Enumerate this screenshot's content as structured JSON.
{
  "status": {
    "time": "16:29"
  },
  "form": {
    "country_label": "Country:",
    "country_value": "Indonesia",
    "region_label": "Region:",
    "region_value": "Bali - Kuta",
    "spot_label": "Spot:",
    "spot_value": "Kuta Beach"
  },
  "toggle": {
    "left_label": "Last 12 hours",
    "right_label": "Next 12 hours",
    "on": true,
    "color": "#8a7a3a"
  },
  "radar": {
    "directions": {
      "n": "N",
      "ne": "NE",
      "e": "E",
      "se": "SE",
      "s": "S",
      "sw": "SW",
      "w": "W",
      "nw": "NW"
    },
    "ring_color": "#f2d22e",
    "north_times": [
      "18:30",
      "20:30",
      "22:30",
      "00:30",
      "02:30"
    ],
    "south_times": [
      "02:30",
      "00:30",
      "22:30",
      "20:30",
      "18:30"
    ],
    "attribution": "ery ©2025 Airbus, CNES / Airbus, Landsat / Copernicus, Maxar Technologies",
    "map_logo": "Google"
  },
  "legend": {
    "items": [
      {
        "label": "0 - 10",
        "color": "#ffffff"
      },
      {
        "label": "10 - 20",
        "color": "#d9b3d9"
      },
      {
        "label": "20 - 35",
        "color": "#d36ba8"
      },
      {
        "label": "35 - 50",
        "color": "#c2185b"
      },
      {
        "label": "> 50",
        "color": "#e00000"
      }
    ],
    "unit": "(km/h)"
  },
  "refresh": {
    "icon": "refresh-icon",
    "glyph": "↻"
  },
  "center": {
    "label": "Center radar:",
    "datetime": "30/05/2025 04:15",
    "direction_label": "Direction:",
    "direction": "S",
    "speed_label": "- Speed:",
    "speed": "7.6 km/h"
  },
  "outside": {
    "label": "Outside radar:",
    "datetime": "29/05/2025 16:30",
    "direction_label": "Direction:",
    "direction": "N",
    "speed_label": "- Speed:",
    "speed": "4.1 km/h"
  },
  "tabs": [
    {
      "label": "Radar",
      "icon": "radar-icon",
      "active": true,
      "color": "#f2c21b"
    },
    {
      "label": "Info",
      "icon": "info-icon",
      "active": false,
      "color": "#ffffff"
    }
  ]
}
■ ■ ■ ■
→ Given problem: Please reproduce all of the entries exactly as they stand.

→ Final result:
Enumerate this screenshot's content as structured JSON.
{
  "status": {
    "time": "16:29"
  },
  "form": {
    "country_label": "Country:",
    "country_value": "Indonesia",
    "region_label": "Region:",
    "region_value": "Bali - Kuta",
    "spot_label": "Spot:",
    "spot_value": "Kuta Beach"
  },
  "toggle": {
    "left_label": "Last 12 hours",
    "right_label": "Next 12 hours",
    "on": true,
    "color": "#8a7a3a"
  },
  "radar": {
    "directions": {
      "n": "N",
      "ne": "NE",
      "e": "E",
      "se": "SE",
      "s": "S",
      "sw": "SW",
      "w": "W",
      "nw": "NW"
    },
    "ring_color": "#f2d22e",
    "north_times": [
      "18:30",
      "20:30",
      "22:30",
      "00:30",
      "02:30"
    ],
    "south_times": [
      "02:30",
      "00:30",
      "22:30",
      "20:30",
      "18:30"
    ],
    "attribution": "ery ©2025 Airbus, CNES / Airbus, Landsat / Copernicus, Maxar Technologies",
    "map_logo": "Google"
  },
  "legend": {
    "items": [
      {
        "label": "0 - 10",
        "color": "#ffffff"
      },
      {
        "label": "10 - 20",
        "color": "#d9b3d9"
      },
      {
        "label": "20 - 35",
        "color": "#d36ba8"
      },
      {
        "label": "35 - 50",
        "color": "#c2185b"
      },
      {
        "label": "> 50",
        "color": "#e00000"
      }
    ],
    "unit": "(km/h)"
  },
  "refresh": {
    "icon": "refresh-icon",
    "glyph": "↻"
  },
  "center": {
    "label": "Center radar:",
    "datetime": "30/05/2025 04:15",
    "direction_label": "Direction:",
    "direction": "S",
    "speed_label": "- Speed:",
    "speed": "7.6 km/h"
  },
  "outside": {
    "label": "Outside radar:",
    "datetime": "29/05/2025 16:30",
    "direction_label": "Direction:",
    "direction": "N",
    "speed_label": "- Speed:",
    "speed": "4.1 km/h"
  },
  "tabs": [
    {
      "label": "Radar",
      "icon": "radar-icon",
      "active": true,
      "color": "#f2c21b"
    },
    {
      "label": "Info",
      "icon": "info-icon",
      "active": false,
      "color": "#ffffff"
    }
  ]
}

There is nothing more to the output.